**PROBLEM**
All entries below must be reproduced without a single change.

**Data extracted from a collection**
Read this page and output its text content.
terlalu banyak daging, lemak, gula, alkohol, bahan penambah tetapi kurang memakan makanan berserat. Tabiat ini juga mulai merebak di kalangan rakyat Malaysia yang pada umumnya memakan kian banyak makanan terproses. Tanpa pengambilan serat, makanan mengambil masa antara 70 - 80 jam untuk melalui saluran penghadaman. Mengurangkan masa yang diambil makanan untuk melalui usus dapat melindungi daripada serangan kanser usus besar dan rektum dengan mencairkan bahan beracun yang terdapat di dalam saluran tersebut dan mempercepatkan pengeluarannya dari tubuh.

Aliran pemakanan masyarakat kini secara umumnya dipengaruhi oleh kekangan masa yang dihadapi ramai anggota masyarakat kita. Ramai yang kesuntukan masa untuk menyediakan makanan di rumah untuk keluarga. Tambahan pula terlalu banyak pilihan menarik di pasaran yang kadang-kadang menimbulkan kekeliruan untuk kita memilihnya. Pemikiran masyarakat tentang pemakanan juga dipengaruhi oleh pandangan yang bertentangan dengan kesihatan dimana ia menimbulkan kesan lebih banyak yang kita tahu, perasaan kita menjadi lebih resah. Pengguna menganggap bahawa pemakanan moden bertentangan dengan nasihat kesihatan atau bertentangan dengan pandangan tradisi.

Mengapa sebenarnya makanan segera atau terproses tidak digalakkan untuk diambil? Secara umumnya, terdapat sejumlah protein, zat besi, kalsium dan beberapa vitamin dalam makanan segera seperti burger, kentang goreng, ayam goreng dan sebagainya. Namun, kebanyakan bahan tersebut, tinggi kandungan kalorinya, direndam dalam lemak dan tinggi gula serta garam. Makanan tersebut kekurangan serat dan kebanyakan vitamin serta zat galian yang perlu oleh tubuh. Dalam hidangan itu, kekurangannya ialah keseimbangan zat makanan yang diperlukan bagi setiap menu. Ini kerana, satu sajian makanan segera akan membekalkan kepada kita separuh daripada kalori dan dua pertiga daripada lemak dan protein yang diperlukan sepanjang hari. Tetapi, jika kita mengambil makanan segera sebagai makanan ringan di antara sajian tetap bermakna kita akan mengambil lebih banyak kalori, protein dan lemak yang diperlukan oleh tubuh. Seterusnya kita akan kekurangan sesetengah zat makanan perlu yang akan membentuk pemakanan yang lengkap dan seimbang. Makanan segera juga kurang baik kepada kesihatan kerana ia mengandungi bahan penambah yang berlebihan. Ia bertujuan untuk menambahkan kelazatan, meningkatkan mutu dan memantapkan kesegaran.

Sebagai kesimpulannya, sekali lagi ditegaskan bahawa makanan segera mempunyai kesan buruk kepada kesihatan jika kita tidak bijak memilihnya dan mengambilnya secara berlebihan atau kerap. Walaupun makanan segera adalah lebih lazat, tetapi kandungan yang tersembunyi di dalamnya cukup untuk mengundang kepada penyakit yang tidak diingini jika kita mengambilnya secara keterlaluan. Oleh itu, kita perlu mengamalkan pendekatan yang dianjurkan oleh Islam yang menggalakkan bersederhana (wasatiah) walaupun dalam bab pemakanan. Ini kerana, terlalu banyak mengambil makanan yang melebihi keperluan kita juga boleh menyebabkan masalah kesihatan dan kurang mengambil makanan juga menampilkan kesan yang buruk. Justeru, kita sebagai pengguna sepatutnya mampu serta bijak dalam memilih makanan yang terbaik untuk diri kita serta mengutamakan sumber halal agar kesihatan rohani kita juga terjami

**OUTPUT FOR THIS EXERCISE**
Read this page and output its text content.
terlalu banyak daging, lemak, gula, alkohol, bahan penambah tetapi kurang memakan makanan berserat. Tabiat ini juga mulai merebak di kalangan rakyat Malaysia yang pada umumnya memakan kian banyak makanan terproses. Tanpa pengambilan serat, makanan mengambil masa antara 70 - 80 jam untuk melalui saluran penghadaman. Mengurangkan masa yang diambil makanan untuk melalui usus dapat melindungi daripada serangan kanser usus besar dan rektum dengan mencairkan bahan beracun yang terdapat di dalam saluran tersebut dan mempercepatkan pengeluarannya dari tubuh.

Aliran pemakanan masyarakat kini secara umumnya dipengaruhi oleh kekangan masa yang dihadapi ramai anggota masyarakat kita. Ramai yang kesuntukan masa untuk menyediakan makanan di rumah untuk keluarga. Tambahan pula terlalu banyak pilihan menarik di pasaran yang kadang-kadang menimbulkan kekeliruan untuk kita memilihnya. Pemikiran masyarakat tentang pemakanan juga dipengaruhi oleh pandangan yang bertentangan dengan kesihatan dimana ia menimbulkan kesan lebih banyak yang kita tahu, perasaan kita menjadi lebih resah. Pengguna menganggap bahawa pemakanan moden bertentangan dengan nasihat kesihatan atau bertentangan dengan pandangan tradisi.

Mengapa sebenarnya makanan segera atau terproses tidak digalakkan untuk diambil? Secara umumnya, terdapat sejumlah protein, zat besi, kalsium dan beberapa vitamin dalam makanan segera seperti burger, kentang goreng, ayam goreng dan sebagainya. Namun, kebanyakan bahan tersebut, tinggi kandungan kalorinya, direndam dalam lemak dan tinggi gula serta garam. Makanan tersebut kekurangan serat dan kebanyakan vitamin serta zat galian yang perlu oleh tubuh. Dalam hidangan itu, kekurangannya ialah keseimbangan zat makanan yang diperlukan bagi setiap menu. Ini kerana, satu sajian makanan segera akan membekalkan kepada kita separuh daripada kalori dan dua pertiga daripada lemak dan protein yang diperlukan sepanjang hari. Tetapi, jika kita mengambil makanan segera sebagai makanan ringan di antara sajian tetap bermakna kita akan mengambil lebih banyak kalori, protein dan lemak yang diperlukan oleh tubuh. Seterusnya kita akan kekurangan sesetengah zat makanan perlu yang akan membentuk pemakanan yang lengkap dan seimbang. Makanan segera juga kurang baik kepada kesihatan kerana ia mengandungi bahan penambah yang berlebihan. Ia bertujuan untuk menambahkan kelazatan, meningkatkan mutu dan memantapkan kesegaran.

Sebagai kesimpulannya, sekali lagi ditegaskan bahawa makanan segera mempunyai kesan buruk kepada kesihatan jika kita tidak bijak memilihnya dan mengambilnya secara berlebihan atau kerap. Walaupun makanan segera adalah lebih lazat, tetapi kandungan yang tersembunyi di dalamnya cukup untuk mengundang kepada penyakit yang tidak diingini jika kita mengambilnya secara keterlaluan. Oleh itu, kita perlu mengamalkan pendekatan yang dianjurkan oleh Islam yang menggalakkan bersederhana (wasatiah) walaupun dalam bab pemakanan. Ini kerana, terlalu banyak mengambil makanan yang melebihi keperluan kita juga boleh menyebabkan masalah kesihatan dan kurang mengambil makanan juga menampilkan kesan yang buruk. Justeru, kita sebagai pengguna sepatutnya mampu serta bijak dalam memilih makanan yang terbaik untuk diri kita serta mengutamakan sumber halal agar kesihatan rohani kita juga terjami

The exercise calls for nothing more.